What to work on: Write out the material exactly, without any of its pictures.

[Collected data]
==========
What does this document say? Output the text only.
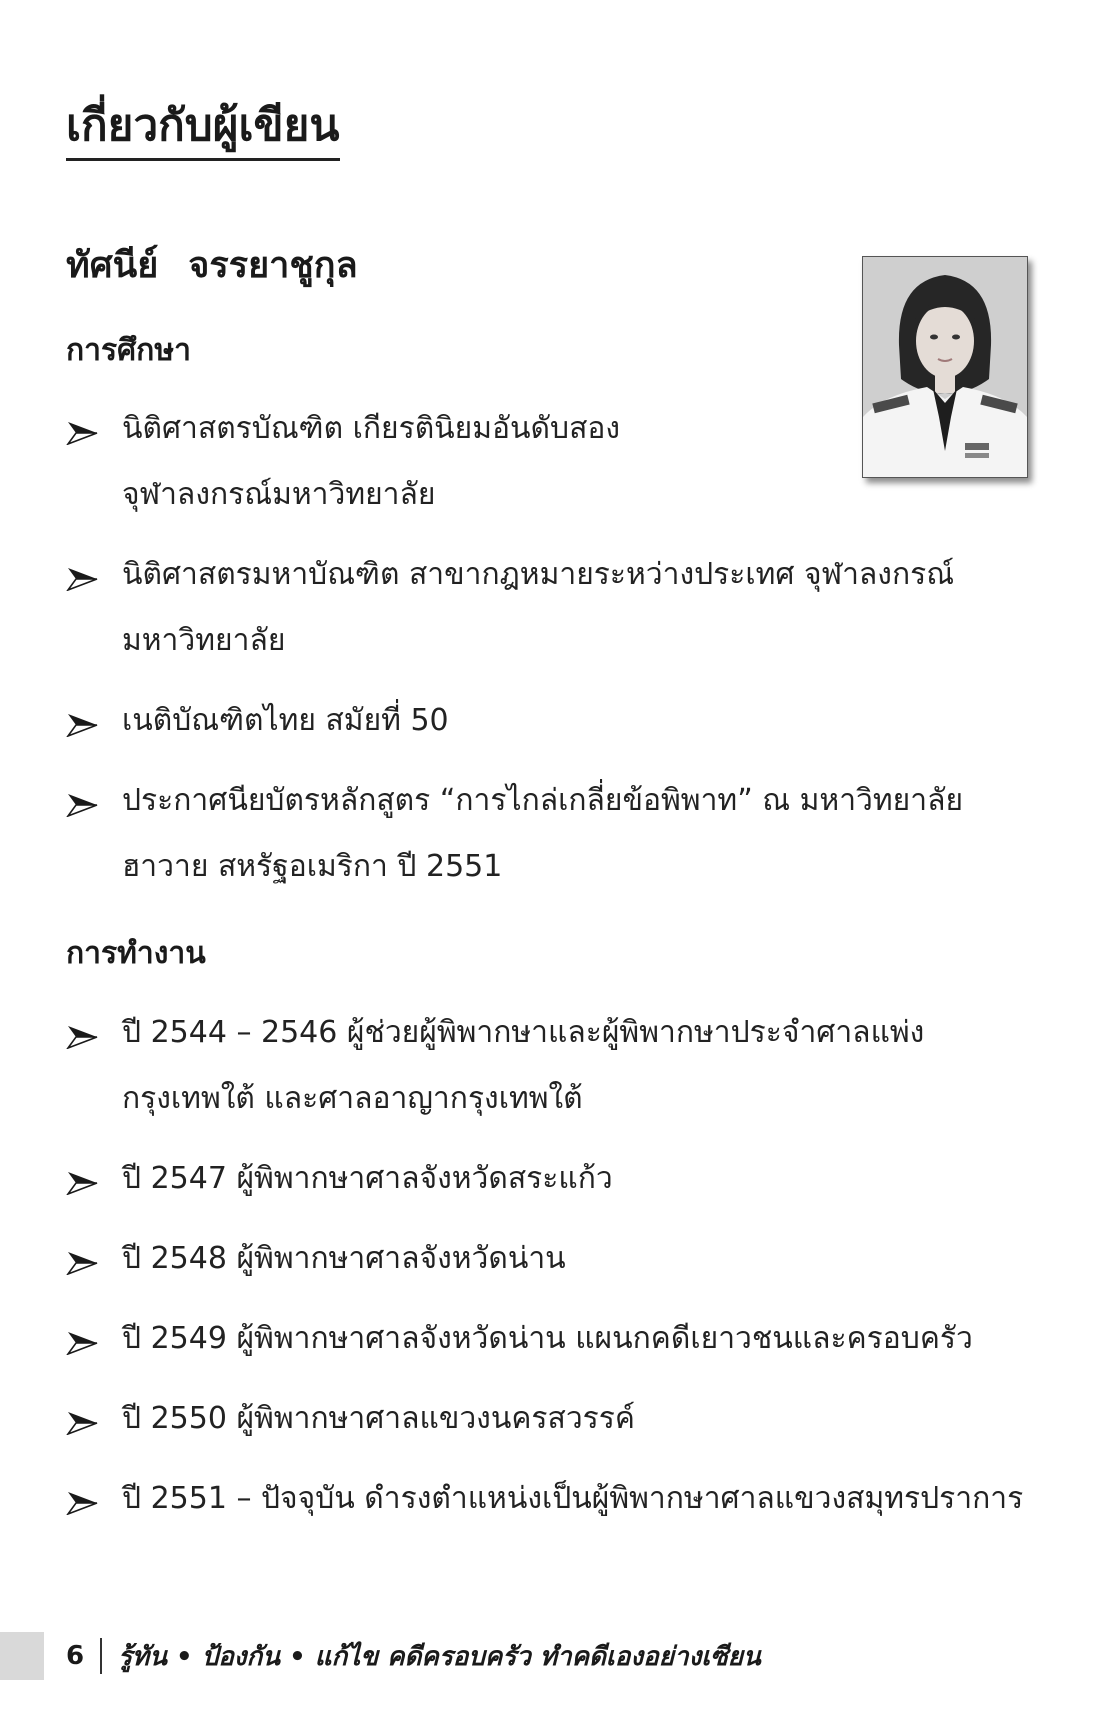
เกี่ยวกับผู้เขียน
ทัศนีย์ จรรยาชูกุล
การศึกษา
นิติศาสตรบัณฑิต เกียรตินิยมอันดับสอง
จุฬาลงกรณ์มหาวิทยาลัย
นิติศาสตรมหาบัณฑิต สาขากฎหมายระหว่างประเทศ จุฬาลงกรณ์
มหาวิทยาลัย
เนติบัณฑิตไทย สมัยที่ 50
ประกาศนียบัตรหลักสูตร “การไกล่เกลี่ยข้อพิพาท” ณ มหาวิทยาลัย
ฮาวาย สหรัฐอเมริกา ปี 2551
การทำงาน
ปี 2544 – 2546 ผู้ช่วยผู้พิพากษาและผู้พิพากษาประจำศาลแพ่ง
กรุงเทพใต้ และศาลอาญากรุงเทพใต้
ปี 2547 ผู้พิพากษาศาลจังหวัดสระแก้ว
ปี 2548 ผู้พิพากษาศาลจังหวัดน่าน
ปี 2549 ผู้พิพากษาศาลจังหวัดน่าน แผนกคดีเยาวชนและครอบครัว
ปี 2550 ผู้พิพากษาศาลแขวงนครสวรรค์
ปี 2551 – ปัจจุบัน ดำรงตำแหน่งเป็นผู้พิพากษาศาลแขวงสมุทรปราการ
6 รู้ทัน • ป้องกัน • แก้ไข คดีครอบครัว ทำคดีเองอย่างเซียน
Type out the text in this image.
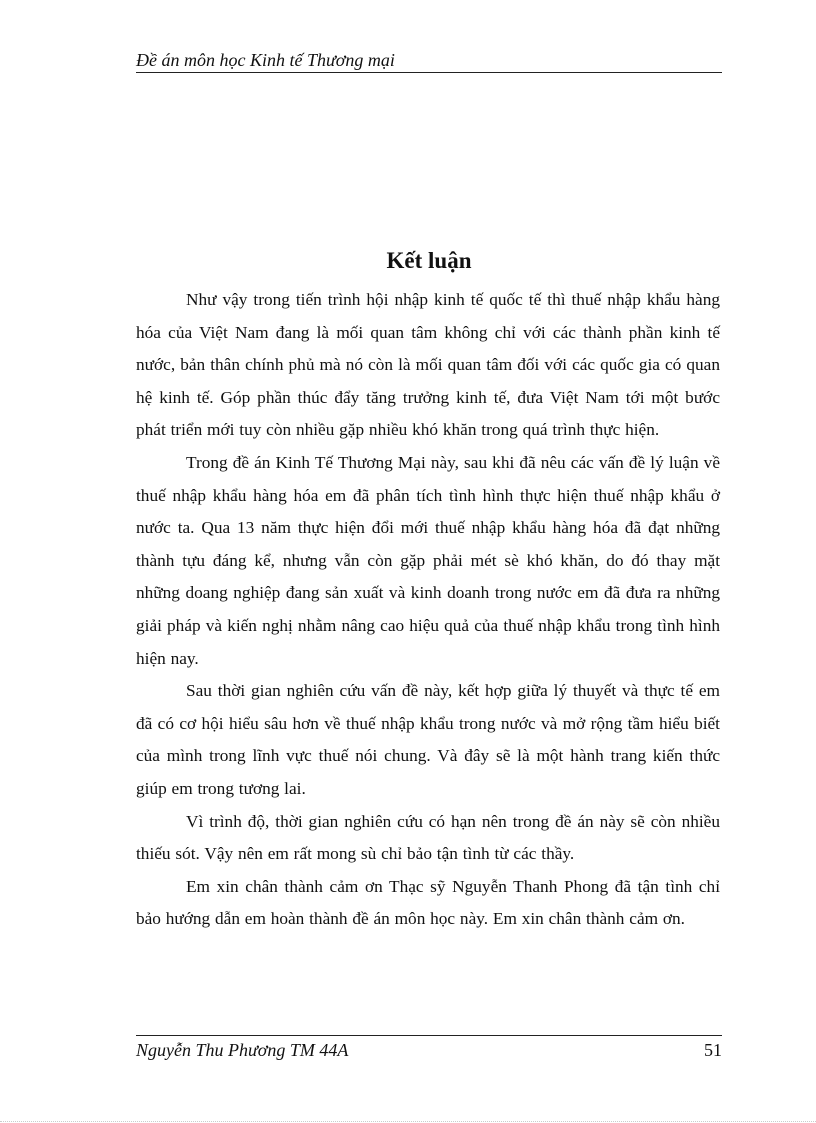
Đề án môn học Kinh tế Thương mại
Kết luận

Như vậy trong tiến trình hội nhập kinh tế quốc tế thì thuế nhập khẩu hàng hóa của Việt Nam đang là mối quan tâm không chỉ với các thành phần kinh tế nước, bản thân chính phủ mà nó còn là mối quan tâm đối với các quốc gia có quan hệ kinh tế. Góp phần thúc đẩy tăng trưởng kinh tế, đưa Việt Nam tới một bước phát triển mới tuy còn nhiều gặp nhiều khó khăn trong quá trình thực hiện.

Trong đề án Kinh Tế Thương Mại này, sau khi đã nêu các vấn đề lý luận về thuế nhập khẩu hàng hóa em đã phân tích tình hình thực hiện thuế nhập khẩu ở nước ta. Qua 13 năm thực hiện đổi mới thuế nhập khẩu hàng hóa đã đạt những thành tựu đáng kể, nhưng vẫn còn gặp phải mét sè khó khăn, do đó thay mặt những doang nghiệp đang sản xuất và kinh doanh trong nước em đã đưa ra những giải pháp và kiến nghị nhằm nâng cao hiệu quả của thuế nhập khẩu trong tình hình hiện nay.

Sau thời gian nghiên cứu vấn đề này, kết hợp giữa lý thuyết và thực tế em đã có cơ hội hiểu sâu hơn về thuế nhập khẩu trong nước và mở rộng tầm hiểu biết của mình trong lĩnh vực thuế nói chung. Và đây sẽ là một hành trang kiến thức giúp em trong tương lai.

Vì trình độ, thời gian nghiên cứu có hạn nên trong đề án này sẽ còn nhiều thiếu sót. Vậy nên em rất mong sù chỉ bảo tận tình từ các thầy.

Em xin chân thành cảm ơn Thạc sỹ Nguyễn Thanh Phong đã tận tình chỉ bảo hướng dẫn em hoàn thành đề án môn học này. Em xin chân thành cảm ơn.

Nguyễn Thu Phương TM 44A	51
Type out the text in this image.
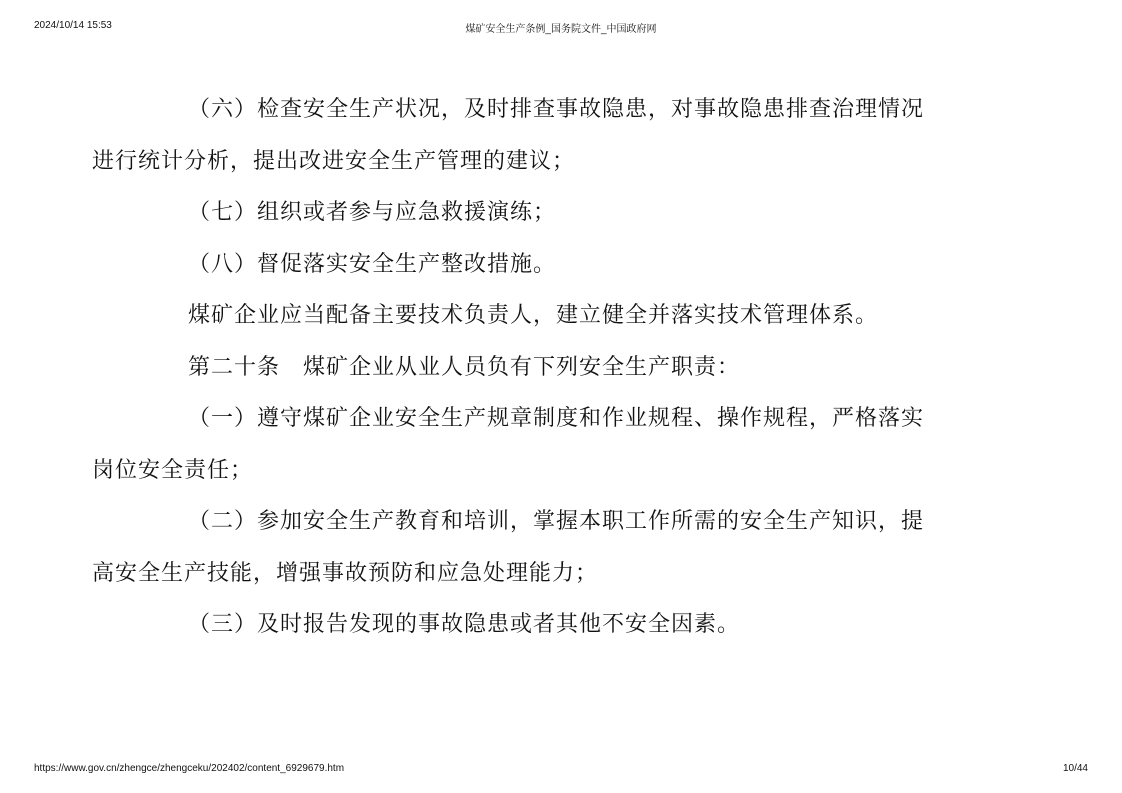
2024/10/14 15:53	煤矿安全生产条例_国务院文件_中国政府网
（六）检查安全生产状况，及时排查事故隐患，对事故隐患排查治理情况
进行统计分析，提出改进安全生产管理的建议；
（七）组织或者参与应急救援演练；
（八）督促落实安全生产整改措施。
煤矿企业应当配备主要技术负责人，建立健全并落实技术管理体系。
第二十条　煤矿企业从业人员负有下列安全生产职责：
（一）遵守煤矿企业安全生产规章制度和作业规程、操作规程，严格落实
岗位安全责任；
（二）参加安全生产教育和培训，掌握本职工作所需的安全生产知识，提
高安全生产技能，增强事故预防和应急处理能力；
（三）及时报告发现的事故隐患或者其他不安全因素。
https://www.gov.cn/zhengce/zhengceku/202402/content_6929679.htm	10/44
==========
Exercise response:
What does this document say? Output the text only.
เกี่ยวกับผู้เขียน
ทัศนีย์ จรรยาชูกุล
การศึกษา
นิติศาสตรบัณฑิต เกียรตินิยมอันดับสอง
จุฬาลงกรณ์มหาวิทยาลัย
นิติศาสตรมหาบัณฑิต สาขากฎหมายระหว่างประเทศ จุฬาลงกรณ์
มหาวิทยาลัย
เนติบัณฑิตไทย สมัยที่ 50
ประกาศนียบัตรหลักสูตร “การไกล่เกลี่ยข้อพิพาท” ณ มหาวิทยาลัย
ฮาวาย สหรัฐอเมริกา ปี 2551
การทำงาน
ปี 2544 – 2546 ผู้ช่วยผู้พิพากษาและผู้พิพากษาประจำศาลแพ่ง
กรุงเทพใต้ และศาลอาญากรุงเทพใต้
ปี 2547 ผู้พิพากษาศาลจังหวัดสระแก้ว
ปี 2548 ผู้พิพากษาศาลจังหวัดน่าน
ปี 2549 ผู้พิพากษาศาลจังหวัดน่าน แผนกคดีเยาวชนและครอบครัว
ปี 2550 ผู้พิพากษาศาลแขวงนครสวรรค์
ปี 2551 – ปัจจุบัน ดำรงตำแหน่งเป็นผู้พิพากษาศาลแขวงสมุทรปราการ
6 รู้ทัน • ป้องกัน • แก้ไข คดีครอบครัว ทำคดีเองอย่างเซียน
Type out the text in this image.
Đề án môn học Kinh tế Thương mại
Kết luận

Như vậy trong tiến trình hội nhập kinh tế quốc tế thì thuế nhập khẩu hàng hóa của Việt Nam đang là mối quan tâm không chỉ với các thành phần kinh tế nước, bản thân chính phủ mà nó còn là mối quan tâm đối với các quốc gia có quan hệ kinh tế. Góp phần thúc đẩy tăng trưởng kinh tế, đưa Việt Nam tới một bước phát triển mới tuy còn nhiều gặp nhiều khó khăn trong quá trình thực hiện.

Trong đề án Kinh Tế Thương Mại này, sau khi đã nêu các vấn đề lý luận về thuế nhập khẩu hàng hóa em đã phân tích tình hình thực hiện thuế nhập khẩu ở nước ta. Qua 13 năm thực hiện đổi mới thuế nhập khẩu hàng hóa đã đạt những thành tựu đáng kể, nhưng vẫn còn gặp phải mét sè khó khăn, do đó thay mặt những doang nghiệp đang sản xuất và kinh doanh trong nước em đã đưa ra những giải pháp và kiến nghị nhằm nâng cao hiệu quả của thuế nhập khẩu trong tình hình hiện nay.

Sau thời gian nghiên cứu vấn đề này, kết hợp giữa lý thuyết và thực tế em đã có cơ hội hiểu sâu hơn về thuế nhập khẩu trong nước và mở rộng tầm hiểu biết của mình trong lĩnh vực thuế nói chung. Và đây sẽ là một hành trang kiến thức giúp em trong tương lai.

Vì trình độ, thời gian nghiên cứu có hạn nên trong đề án này sẽ còn nhiều thiếu sót. Vậy nên em rất mong sù chỉ bảo tận tình từ các thầy.

Em xin chân thành cảm ơn Thạc sỹ Nguyễn Thanh Phong đã tận tình chỉ bảo hướng dẫn em hoàn thành đề án môn học này. Em xin chân thành cảm ơn.

Nguyễn Thu Phương TM 44A	51
Type out the text in this image.
2024/10/14 15:53	煤矿安全生产条例_国务院文件_中国政府网
（六）检查安全生产状况，及时排查事故隐患，对事故隐患排查治理情况
进行统计分析，提出改进安全生产管理的建议；
（七）组织或者参与应急救援演练；
（八）督促落实安全生产整改措施。
煤矿企业应当配备主要技术负责人，建立健全并落实技术管理体系。
第二十条　煤矿企业从业人员负有下列安全生产职责：
（一）遵守煤矿企业安全生产规章制度和作业规程、操作规程，严格落实
岗位安全责任；
（二）参加安全生产教育和培训，掌握本职工作所需的安全生产知识，提
高安全生产技能，增强事故预防和应急处理能力；
（三）及时报告发现的事故隐患或者其他不安全因素。
https://www.gov.cn/zhengce/zhengceku/202402/content_6929679.htm	10/44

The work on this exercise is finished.